• _Stated problem 1_
In the persistent homology text, start at the words "A sequence of inclusions" and stop after "pure cubical complexes.". Write that passage out again with "persistence matrix" swapped for "rank matrix".

• • • •

Previous
About HAP: Persistent Homology
next

1. Persistent Homology of Cubical and Simplicial Complexes
An inclusion of pure cubical complexes X1 --> X2 induces a natural homology homomorphism Hn(X1,F) --> Hn(X2,F) for each positive n and any coefficient module F. Taking F to be a field, the induced homomorphism is a homomorphism of vector spaces and is completely determined by its rank P1,2.

A sequence of inclusions X1 --> X2 --> X3 --> ... --> Xk induces a sequence of homology homomorphisms which, in each degree n, determine a kxk matrix of ranks Pi,j  (where for i>j we define Pi,j=0). This matrix is referred to as the n-th persistence matrix, over the field F, for the sequence of pure cubical complexes.

A possible scenario is that X1 is a sample from an unknown manifold M, and that each space Xi+1 is obtained by thickening Xi in some fashion. The hope is that the persistence matrices describe the shape of the manifold M from which X1 was sampled. 
Persistence matrices are particularly useful when analysing high-dimensional data since the shape of such data is hard to visualize. However, as a toy example let us consider the 2-dimensional data cloud



which, as we can see, was sampled (possibly with error) from an annulus. The following computations agree with this observation.

The following commands produce a sequence of thickenings for this data cloud and then compute the degree 1 persistence matrix over the field of rational numbers.
gap> M:=ReadImageAsPureCubicalComplex("datacloud.eps",300);
Pure cubical complex of dimension 2.

gap> T:=ThickeningFiltration(M,10);                       
Filtered pure cubical complex of dimension 2.

• • • •

• _Stated problem 2_
Recast the records as a JSON list of strings, one string per line, with blank lines omitted. Begin at the start of the records and stop after the line that contains "chart-title: ASSOCIAZIONE TUTELA", including that line.

• _Provided records_

• • • •

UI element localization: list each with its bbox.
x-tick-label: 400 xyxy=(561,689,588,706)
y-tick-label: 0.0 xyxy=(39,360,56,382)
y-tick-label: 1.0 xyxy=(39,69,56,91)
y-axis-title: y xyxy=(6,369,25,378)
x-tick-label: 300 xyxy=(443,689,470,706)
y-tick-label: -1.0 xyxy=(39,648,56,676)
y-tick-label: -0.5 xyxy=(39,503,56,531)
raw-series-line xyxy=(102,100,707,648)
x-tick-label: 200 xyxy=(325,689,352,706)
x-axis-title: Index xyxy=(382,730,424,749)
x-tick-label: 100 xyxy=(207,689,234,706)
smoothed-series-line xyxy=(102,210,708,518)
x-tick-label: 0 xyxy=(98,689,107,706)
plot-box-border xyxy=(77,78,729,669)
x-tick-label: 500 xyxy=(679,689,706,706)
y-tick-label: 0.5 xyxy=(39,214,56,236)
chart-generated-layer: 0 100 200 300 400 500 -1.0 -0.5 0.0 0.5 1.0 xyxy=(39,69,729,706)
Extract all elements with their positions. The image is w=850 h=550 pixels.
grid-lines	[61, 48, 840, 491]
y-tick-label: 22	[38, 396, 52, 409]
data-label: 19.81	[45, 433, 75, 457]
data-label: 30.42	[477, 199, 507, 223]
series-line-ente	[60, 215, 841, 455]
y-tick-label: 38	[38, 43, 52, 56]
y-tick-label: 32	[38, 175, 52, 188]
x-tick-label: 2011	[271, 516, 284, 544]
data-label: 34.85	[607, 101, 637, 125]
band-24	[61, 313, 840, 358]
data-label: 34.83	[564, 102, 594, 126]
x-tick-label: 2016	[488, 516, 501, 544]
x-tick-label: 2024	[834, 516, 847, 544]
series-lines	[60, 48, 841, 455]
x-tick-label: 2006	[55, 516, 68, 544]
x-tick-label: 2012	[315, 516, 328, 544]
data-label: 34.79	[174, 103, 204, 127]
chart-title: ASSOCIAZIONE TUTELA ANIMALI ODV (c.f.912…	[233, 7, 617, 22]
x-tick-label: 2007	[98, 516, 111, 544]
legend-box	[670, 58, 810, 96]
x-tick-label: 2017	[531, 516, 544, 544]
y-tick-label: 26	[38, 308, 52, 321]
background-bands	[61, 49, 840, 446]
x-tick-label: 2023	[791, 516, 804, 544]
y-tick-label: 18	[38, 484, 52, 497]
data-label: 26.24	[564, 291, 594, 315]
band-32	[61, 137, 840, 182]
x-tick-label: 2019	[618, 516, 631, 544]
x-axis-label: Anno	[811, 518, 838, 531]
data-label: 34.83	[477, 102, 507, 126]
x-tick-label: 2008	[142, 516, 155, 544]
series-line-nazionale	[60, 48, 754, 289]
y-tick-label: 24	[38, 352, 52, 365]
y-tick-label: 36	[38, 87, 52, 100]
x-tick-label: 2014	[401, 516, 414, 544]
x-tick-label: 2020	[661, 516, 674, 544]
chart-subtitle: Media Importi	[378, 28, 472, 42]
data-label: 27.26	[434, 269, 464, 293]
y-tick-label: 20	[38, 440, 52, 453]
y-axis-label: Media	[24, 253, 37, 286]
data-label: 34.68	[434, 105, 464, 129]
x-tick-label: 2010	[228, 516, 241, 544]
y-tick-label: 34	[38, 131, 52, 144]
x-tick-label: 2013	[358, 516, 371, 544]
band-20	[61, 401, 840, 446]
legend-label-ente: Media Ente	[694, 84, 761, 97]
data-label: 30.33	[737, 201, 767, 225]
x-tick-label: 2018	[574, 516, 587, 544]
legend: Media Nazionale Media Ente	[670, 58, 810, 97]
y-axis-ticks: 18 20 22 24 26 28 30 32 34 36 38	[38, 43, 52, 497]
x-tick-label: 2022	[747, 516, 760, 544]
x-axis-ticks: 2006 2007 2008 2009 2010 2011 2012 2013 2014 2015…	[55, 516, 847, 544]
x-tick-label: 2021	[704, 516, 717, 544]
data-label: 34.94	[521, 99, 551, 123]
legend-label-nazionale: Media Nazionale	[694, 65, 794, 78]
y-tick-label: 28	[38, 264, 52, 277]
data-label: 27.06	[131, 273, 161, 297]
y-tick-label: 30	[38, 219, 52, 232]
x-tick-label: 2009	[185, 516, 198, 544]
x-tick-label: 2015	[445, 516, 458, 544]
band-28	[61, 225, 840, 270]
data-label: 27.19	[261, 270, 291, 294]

• • • •

• _Expected output 1_
A sequence of inclusions X1 --> X2 --> X3 --> ... --> Xk induces a sequence of homology homomorphisms which, in each degree n, determine a kxk matrix of ranks Pi,j  (where for i>j we define Pi,j=0). This matrix is referred to as the n-th rank matrix, over the field F, for the sequence of pure cubical complexes.

• _Expected output 2_
[
  "UI element localization: list each with its bbox.",
  "x-tick-label: 400 xyxy=(561,689,588,706)",
  "y-tick-label: 0.0 xyxy=(39,360,56,382)",
  "y-tick-label: 1.0 xyxy=(39,69,56,91)",
  "y-axis-title: y xyxy=(6,369,25,378)",
  "x-tick-label: 300 xyxy=(443,689,470,706)",
  "y-tick-label: -1.0 xyxy=(39,648,56,676)",
  "y-tick-label: -0.5 xyxy=(39,503,56,531)",
  "raw-series-line xyxy=(102,100,707,648)",
  "x-tick-label: 200 xyxy=(325,689,352,706)",
  "x-axis-title: Index xyxy=(382,730,424,749)",
  "x-tick-label: 100 xyxy=(207,689,234,706)",
  "smoothed-series-line xyxy=(102,210,708,518)",
  "x-tick-label: 0 xyxy=(98,689,107,706)",
  "plot-box-border xyxy=(77,78,729,669)",
  "x-tick-label: 500 xyxy=(679,689,706,706)",
  "y-tick-label: 0.5 xyxy=(39,214,56,236)",
  "chart-generated-layer: 0 100 200 300 400 500 -1.0 -0.5 0.0 0.5 1.0 xyxy=(39,69,729,706)",
  "Extract all elements with their positions. The image is w=850 h=550 pixels.",
  "grid-lines\t[61, 48, 840, 491]",
  "y-tick-label: 22\t[38, 396, 52, 409]",
  "data-label: 19.81\t[45, 433, 75, 457]",
  "data-label: 30.42\t[477, 199, 507, 223]",
  "series-line-ente\t[60, 215, 841, 455]",
  "y-tick-label: 38\t[38, 43, 52, 56]",
  "y-tick-label: 32\t[38, 175, 52, 188]",
  "x-tick-label: 2011\t[271, 516, 284, 544]",
  "data-label: 34.85\t[607, 101, 637, 125]",
  "band-24\t[61, 313, 840, 358]",
  "data-label: 34.83\t[564, 102, 594, 126]",
  "x-tick-label: 2016\t[488, 516, 501, 544]",
  "x-tick-label: 2024\t[834, 516, 847, 544]",
  "series-lines\t[60, 48, 841, 455]",
  "x-tick-label: 2006\t[55, 516, 68, 544]",
  "x-tick-label: 2012\t[315, 516, 328, 544]",
  "data-label: 34.79\t[174, 103, 204, 127]",
  "chart-title: ASSOCIAZIONE TUTELA ANIMALI ODV (c.f.912…\t[233, 7, 617, 22]"
]